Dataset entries
::::
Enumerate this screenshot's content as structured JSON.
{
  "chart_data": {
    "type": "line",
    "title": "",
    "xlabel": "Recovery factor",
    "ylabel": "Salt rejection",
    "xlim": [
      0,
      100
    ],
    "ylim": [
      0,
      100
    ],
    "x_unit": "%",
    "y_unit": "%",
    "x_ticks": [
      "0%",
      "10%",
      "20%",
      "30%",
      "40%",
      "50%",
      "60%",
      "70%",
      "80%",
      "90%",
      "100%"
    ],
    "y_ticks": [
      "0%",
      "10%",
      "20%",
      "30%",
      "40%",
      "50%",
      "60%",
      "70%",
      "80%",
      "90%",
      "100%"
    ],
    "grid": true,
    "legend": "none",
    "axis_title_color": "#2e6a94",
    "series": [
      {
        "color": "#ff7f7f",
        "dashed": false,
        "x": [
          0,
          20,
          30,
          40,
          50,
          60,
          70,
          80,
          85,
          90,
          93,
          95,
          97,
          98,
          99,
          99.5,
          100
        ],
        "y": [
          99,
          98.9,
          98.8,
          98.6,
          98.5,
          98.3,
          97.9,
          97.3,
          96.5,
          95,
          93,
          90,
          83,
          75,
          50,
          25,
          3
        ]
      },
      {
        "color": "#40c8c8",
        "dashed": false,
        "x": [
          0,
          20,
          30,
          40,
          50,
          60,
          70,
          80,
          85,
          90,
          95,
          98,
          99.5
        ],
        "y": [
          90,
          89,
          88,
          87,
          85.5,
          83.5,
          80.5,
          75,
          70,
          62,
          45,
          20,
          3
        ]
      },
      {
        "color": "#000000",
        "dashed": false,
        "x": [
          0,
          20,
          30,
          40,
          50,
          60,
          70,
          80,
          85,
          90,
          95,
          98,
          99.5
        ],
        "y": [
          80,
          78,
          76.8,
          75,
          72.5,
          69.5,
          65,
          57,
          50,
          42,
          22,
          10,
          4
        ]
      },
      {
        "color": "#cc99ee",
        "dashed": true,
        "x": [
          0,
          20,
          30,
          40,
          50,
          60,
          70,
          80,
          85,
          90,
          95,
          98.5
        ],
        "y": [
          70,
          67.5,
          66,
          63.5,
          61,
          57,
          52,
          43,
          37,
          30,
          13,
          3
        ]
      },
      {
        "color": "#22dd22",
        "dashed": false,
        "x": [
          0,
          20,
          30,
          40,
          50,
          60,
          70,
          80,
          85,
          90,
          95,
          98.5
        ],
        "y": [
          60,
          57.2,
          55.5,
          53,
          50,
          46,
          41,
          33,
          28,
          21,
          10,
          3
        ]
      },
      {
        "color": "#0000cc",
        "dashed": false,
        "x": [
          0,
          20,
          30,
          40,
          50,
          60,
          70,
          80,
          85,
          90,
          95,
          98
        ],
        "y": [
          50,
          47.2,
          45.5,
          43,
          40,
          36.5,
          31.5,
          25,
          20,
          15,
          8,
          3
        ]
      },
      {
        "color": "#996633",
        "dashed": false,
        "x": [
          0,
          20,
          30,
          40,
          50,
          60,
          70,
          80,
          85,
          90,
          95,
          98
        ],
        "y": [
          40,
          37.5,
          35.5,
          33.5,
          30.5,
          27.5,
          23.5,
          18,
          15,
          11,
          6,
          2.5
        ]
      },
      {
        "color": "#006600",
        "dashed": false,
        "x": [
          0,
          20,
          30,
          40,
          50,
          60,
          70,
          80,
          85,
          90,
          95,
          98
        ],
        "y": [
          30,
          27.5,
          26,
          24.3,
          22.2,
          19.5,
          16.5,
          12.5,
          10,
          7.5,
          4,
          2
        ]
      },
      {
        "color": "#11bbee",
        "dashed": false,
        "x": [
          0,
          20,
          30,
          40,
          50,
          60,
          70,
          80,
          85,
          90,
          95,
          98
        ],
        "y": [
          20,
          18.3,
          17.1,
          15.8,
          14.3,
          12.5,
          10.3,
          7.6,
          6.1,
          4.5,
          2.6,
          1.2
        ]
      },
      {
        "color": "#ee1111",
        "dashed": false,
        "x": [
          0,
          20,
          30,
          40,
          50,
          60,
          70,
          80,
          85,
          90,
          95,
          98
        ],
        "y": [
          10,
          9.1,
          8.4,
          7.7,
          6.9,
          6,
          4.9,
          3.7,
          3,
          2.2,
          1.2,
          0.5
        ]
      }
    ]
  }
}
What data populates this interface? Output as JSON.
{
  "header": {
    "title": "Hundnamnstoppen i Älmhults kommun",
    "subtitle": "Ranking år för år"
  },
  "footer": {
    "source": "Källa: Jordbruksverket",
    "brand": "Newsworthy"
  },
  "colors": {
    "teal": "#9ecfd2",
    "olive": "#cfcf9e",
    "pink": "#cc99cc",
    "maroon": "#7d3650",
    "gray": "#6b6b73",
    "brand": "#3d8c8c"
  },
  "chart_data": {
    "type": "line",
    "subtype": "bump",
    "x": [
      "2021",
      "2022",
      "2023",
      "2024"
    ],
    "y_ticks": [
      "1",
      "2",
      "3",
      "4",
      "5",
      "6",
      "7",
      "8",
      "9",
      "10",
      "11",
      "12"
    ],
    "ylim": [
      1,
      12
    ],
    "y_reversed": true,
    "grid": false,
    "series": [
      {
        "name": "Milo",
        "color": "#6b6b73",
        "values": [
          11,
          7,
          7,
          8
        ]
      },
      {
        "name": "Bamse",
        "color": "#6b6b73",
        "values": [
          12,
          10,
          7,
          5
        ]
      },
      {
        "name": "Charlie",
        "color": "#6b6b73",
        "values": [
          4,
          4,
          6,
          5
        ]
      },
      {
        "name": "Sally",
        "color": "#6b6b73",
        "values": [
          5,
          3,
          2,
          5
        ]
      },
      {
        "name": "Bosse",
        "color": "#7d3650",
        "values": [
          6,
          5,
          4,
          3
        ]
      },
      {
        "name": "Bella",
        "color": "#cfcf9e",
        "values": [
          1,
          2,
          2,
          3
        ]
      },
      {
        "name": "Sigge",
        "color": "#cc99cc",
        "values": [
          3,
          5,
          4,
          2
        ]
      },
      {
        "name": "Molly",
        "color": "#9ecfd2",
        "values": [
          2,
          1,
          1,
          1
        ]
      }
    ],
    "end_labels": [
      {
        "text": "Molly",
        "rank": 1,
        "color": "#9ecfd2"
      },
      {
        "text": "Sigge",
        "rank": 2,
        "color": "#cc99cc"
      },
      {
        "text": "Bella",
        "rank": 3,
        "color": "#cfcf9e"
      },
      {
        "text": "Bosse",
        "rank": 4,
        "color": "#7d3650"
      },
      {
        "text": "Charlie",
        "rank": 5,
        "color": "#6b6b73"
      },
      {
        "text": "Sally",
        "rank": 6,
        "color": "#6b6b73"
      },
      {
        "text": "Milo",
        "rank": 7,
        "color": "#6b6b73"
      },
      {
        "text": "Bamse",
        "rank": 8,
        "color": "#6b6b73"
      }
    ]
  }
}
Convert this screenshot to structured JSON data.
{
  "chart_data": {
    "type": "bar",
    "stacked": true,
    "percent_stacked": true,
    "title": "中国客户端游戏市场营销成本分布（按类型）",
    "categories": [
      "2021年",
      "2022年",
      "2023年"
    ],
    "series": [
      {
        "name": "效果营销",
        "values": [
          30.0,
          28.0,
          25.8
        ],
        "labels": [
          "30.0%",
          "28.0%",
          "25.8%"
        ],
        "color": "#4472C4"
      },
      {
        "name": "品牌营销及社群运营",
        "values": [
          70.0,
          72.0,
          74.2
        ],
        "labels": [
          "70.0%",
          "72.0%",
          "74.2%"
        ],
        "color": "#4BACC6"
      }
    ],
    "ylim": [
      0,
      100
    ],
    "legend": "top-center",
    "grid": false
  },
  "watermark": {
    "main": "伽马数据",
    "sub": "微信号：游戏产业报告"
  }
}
::::
Aim of the exercise: Locate each line with the word "true" and copy it.

Task solution:
    "grid": true,
        "dashed": true,
    "y_reversed": true,
    "stacked": true,
    "percent_stacked": true,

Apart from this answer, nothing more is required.